**Task brief:**
Please recast the listing as a Markdown table with the columns Row and Line, giving each line a row number. Begin at the first line of the listing, stop after the line that contains "line-series <box>30 142 314 241</box>", and omit any blank lines.

===== Supplied entries

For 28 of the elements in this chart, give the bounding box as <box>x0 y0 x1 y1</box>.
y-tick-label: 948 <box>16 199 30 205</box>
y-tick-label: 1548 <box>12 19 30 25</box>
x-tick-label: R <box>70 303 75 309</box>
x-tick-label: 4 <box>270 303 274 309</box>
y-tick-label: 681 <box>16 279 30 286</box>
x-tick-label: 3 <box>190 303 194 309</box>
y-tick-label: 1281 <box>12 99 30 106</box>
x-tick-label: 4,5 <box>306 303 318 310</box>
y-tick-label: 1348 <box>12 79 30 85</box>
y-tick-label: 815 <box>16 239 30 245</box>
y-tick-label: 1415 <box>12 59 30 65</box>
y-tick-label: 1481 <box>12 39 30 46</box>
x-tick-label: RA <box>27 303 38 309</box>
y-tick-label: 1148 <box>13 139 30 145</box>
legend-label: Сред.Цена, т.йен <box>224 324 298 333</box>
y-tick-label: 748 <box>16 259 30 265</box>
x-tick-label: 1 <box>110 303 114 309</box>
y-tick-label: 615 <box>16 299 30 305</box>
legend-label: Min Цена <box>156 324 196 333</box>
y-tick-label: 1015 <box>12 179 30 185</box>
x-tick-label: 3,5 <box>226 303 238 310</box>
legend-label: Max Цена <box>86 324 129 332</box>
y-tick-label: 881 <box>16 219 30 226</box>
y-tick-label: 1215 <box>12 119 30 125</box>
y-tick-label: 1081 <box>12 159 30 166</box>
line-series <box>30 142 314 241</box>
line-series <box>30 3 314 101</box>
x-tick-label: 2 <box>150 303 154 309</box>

==========

**The completed task:**
| Row | Line |
|---|---|
| 1 | For 28 of the elements in this chart, give the bounding box as <box>x0 y0 x1 y1</box>. |
| 2 | y-tick-label: 948 <box>16 199 30 205</box> |
| 3 | y-tick-label: 1548 <box>12 19 30 25</box> |
| 4 | x-tick-label: R <box>70 303 75 309</box> |
| 5 | x-tick-label: 4 <box>270 303 274 309</box> |
| 6 | y-tick-label: 681 <box>16 279 30 286</box> |
| 7 | x-tick-label: 3 <box>190 303 194 309</box> |
| 8 | y-tick-label: 1281 <box>12 99 30 106</box> |
| 9 | x-tick-label: 4,5 <box>306 303 318 310</box> |
| 10 | y-tick-label: 1348 <box>12 79 30 85</box> |
| 11 | y-tick-label: 815 <box>16 239 30 245</box> |
| 12 | y-tick-label: 1415 <box>12 59 30 65</box> |
| 13 | y-tick-label: 1481 <box>12 39 30 46</box> |
| 14 | x-tick-label: RA <box>27 303 38 309</box> |
| 15 | y-tick-label: 1148 <box>13 139 30 145</box> |
| 16 | legend-label: Сред.Цена, т.йен <box>224 324 298 333</box> |
| 17 | y-tick-label: 748 <box>16 259 30 265</box> |
| 18 | x-tick-label: 1 <box>110 303 114 309</box> |
| 19 | y-tick-label: 615 <box>16 299 30 305</box> |
| 20 | legend-label: Min Цена <box>156 324 196 333</box> |
| 21 | y-tick-label: 1015 <box>12 179 30 185</box> |
| 22 | x-tick-label: 3,5 <box>226 303 238 310</box> |
| 23 | legend-label: Max Цена <box>86 324 129 332</box> |
| 24 | y-tick-label: 881 <box>16 219 30 226</box> |
| 25 | y-tick-label: 1215 <box>12 119 30 125</box> |
| 26 | y-tick-label: 1081 <box>12 159 30 166</box> |
| 27 | line-series <box>30 142 314 241</box> |